__INPUT DATA__.
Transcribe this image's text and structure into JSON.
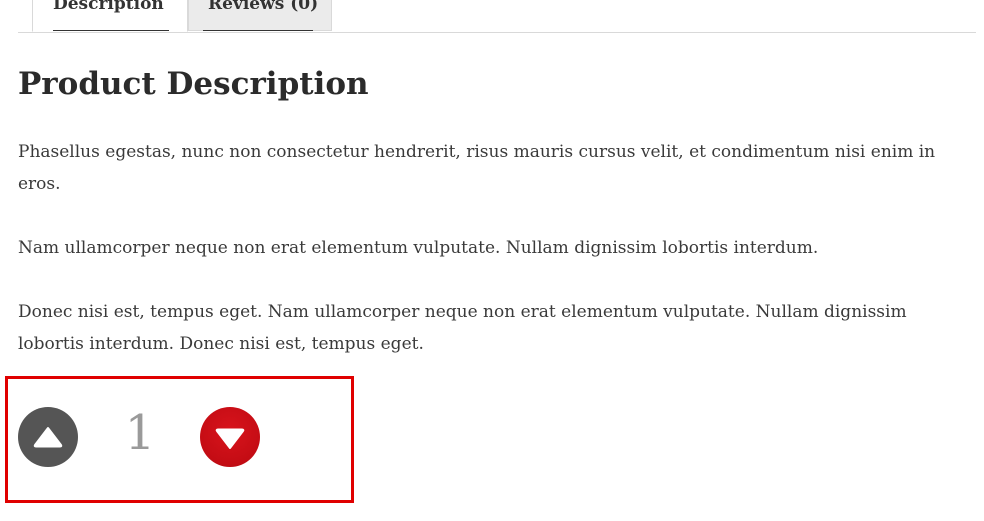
{
  "tabs": [
    {
      "label": "Description",
      "active": true
    },
    {
      "label": "Reviews (0)",
      "active": false
    }
  ],
  "main": {
    "title": "Product Description",
    "paragraphs": [
      "Phasellus egestas, nunc non consectetur hendrerit, risus mauris cursus velit, et condimentum nisi enim in eros.",
      "Nam ullamcorper neque non erat elementum vulputate. Nullam dignissim lobortis interdum.",
      "Donec nisi est, tempus eget. Nam ullamcorper neque non erat elementum vulputate. Nullam dignissim lobortis interdum. Donec nisi est, tempus eget."
    ]
  },
  "vote": {
    "count": "1",
    "up_icon": "triangle-up-icon",
    "down_icon": "triangle-down-icon",
    "colors": {
      "up": "#555555",
      "down": "#c40c14",
      "count": "#9a9a9a",
      "highlight": "#e00000"
    }
  }
}
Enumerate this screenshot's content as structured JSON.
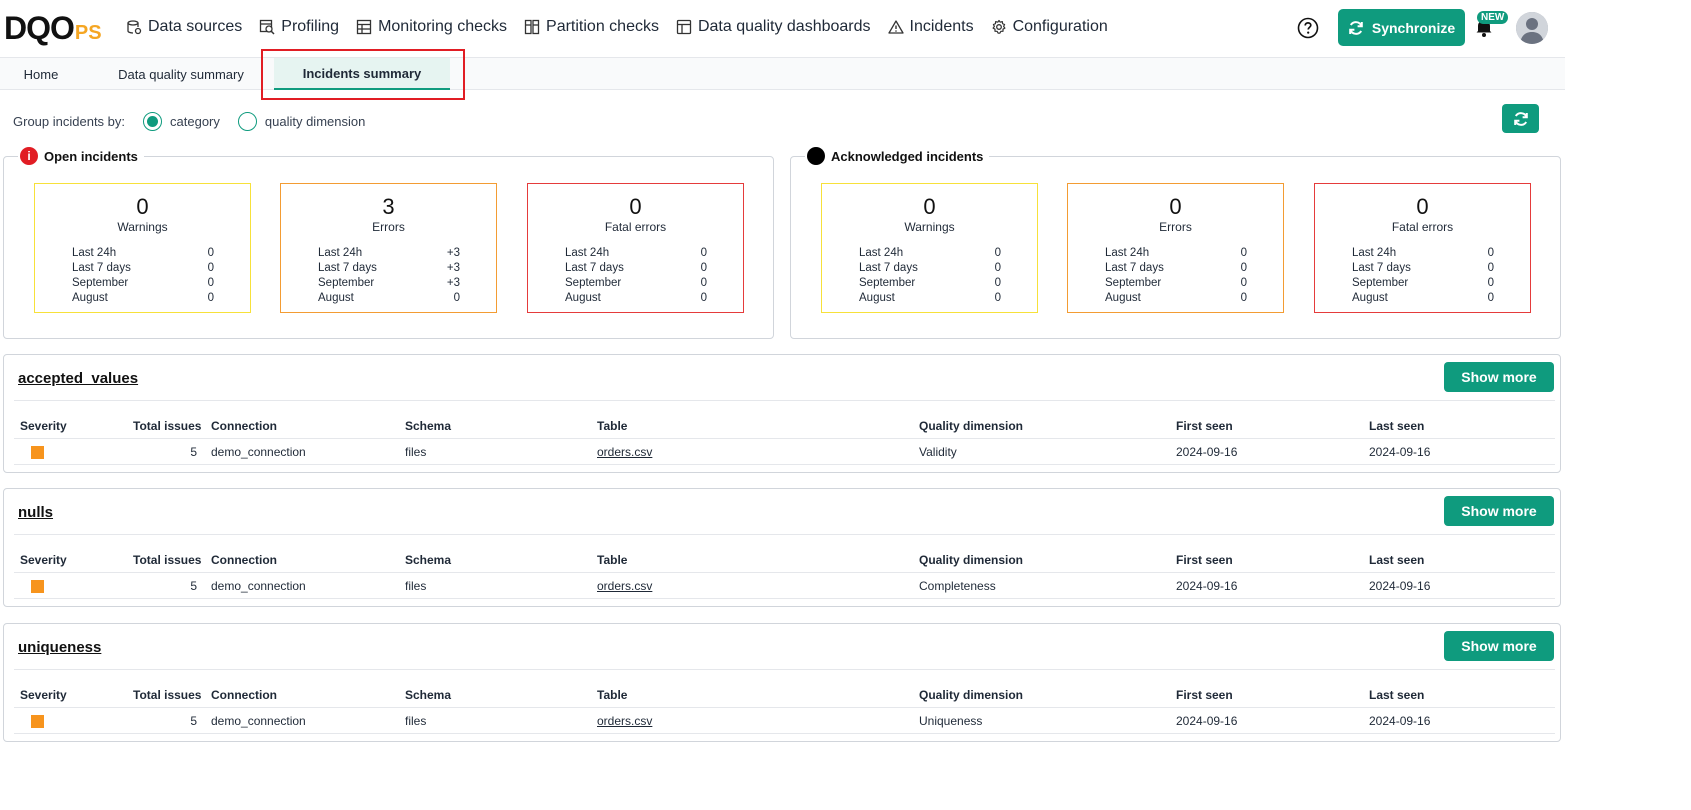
{
  "brand": {
    "logo_main": "DQO",
    "logo_suffix": "PS",
    "accent": "#0f9b7e"
  },
  "nav": [
    {
      "label": "Data sources",
      "icon": "database-icon"
    },
    {
      "label": "Profiling",
      "icon": "profiling-icon"
    },
    {
      "label": "Monitoring checks",
      "icon": "table-check-icon"
    },
    {
      "label": "Partition checks",
      "icon": "partition-icon"
    },
    {
      "label": "Data quality dashboards",
      "icon": "dashboard-icon"
    },
    {
      "label": "Incidents",
      "icon": "warning-icon"
    },
    {
      "label": "Configuration",
      "icon": "gear-icon"
    }
  ],
  "header": {
    "sync_label": "Synchronize",
    "new_badge": "NEW"
  },
  "tabs": [
    {
      "label": "Home"
    },
    {
      "label": "Data quality summary"
    },
    {
      "label": "Incidents summary",
      "active": true
    }
  ],
  "group": {
    "label": "Group incidents by:",
    "opt1": "category",
    "opt2": "quality dimension"
  },
  "open": {
    "title": "Open incidents",
    "cards": [
      {
        "num": "0",
        "label": "Warnings",
        "rows": [
          [
            "Last 24h",
            "0"
          ],
          [
            "Last 7 days",
            "0"
          ],
          [
            "September",
            "0"
          ],
          [
            "August",
            "0"
          ]
        ]
      },
      {
        "num": "3",
        "label": "Errors",
        "rows": [
          [
            "Last 24h",
            "+3"
          ],
          [
            "Last 7 days",
            "+3"
          ],
          [
            "September",
            "+3"
          ],
          [
            "August",
            "0"
          ]
        ]
      },
      {
        "num": "0",
        "label": "Fatal errors",
        "rows": [
          [
            "Last 24h",
            "0"
          ],
          [
            "Last 7 days",
            "0"
          ],
          [
            "September",
            "0"
          ],
          [
            "August",
            "0"
          ]
        ]
      }
    ]
  },
  "ack": {
    "title": "Acknowledged incidents",
    "cards": [
      {
        "num": "0",
        "label": "Warnings",
        "rows": [
          [
            "Last 24h",
            "0"
          ],
          [
            "Last 7 days",
            "0"
          ],
          [
            "September",
            "0"
          ],
          [
            "August",
            "0"
          ]
        ]
      },
      {
        "num": "0",
        "label": "Errors",
        "rows": [
          [
            "Last 24h",
            "0"
          ],
          [
            "Last 7 days",
            "0"
          ],
          [
            "September",
            "0"
          ],
          [
            "August",
            "0"
          ]
        ]
      },
      {
        "num": "0",
        "label": "Fatal errors",
        "rows": [
          [
            "Last 24h",
            "0"
          ],
          [
            "Last 7 days",
            "0"
          ],
          [
            "September",
            "0"
          ],
          [
            "August",
            "0"
          ]
        ]
      }
    ]
  },
  "columns": [
    "Severity",
    "Total issues",
    "Connection",
    "Schema",
    "Table",
    "Quality dimension",
    "First seen",
    "Last seen"
  ],
  "show_more_label": "Show more",
  "sections": [
    {
      "title": "accepted_values",
      "row": {
        "total": "5",
        "connection": "demo_connection",
        "schema": "files",
        "table": "orders.csv",
        "dimension": "Validity",
        "first": "2024-09-16",
        "last": "2024-09-16"
      }
    },
    {
      "title": "nulls",
      "row": {
        "total": "5",
        "connection": "demo_connection",
        "schema": "files",
        "table": "orders.csv",
        "dimension": "Completeness",
        "first": "2024-09-16",
        "last": "2024-09-16"
      }
    },
    {
      "title": "uniqueness",
      "row": {
        "total": "5",
        "connection": "demo_connection",
        "schema": "files",
        "table": "orders.csv",
        "dimension": "Uniqueness",
        "first": "2024-09-16",
        "last": "2024-09-16"
      }
    }
  ]
}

__STATED GOAL__. Report how many lines in the listing include the word "JSON". Give nothing but the count.

__REPLY TO THE EXERCISE__. 2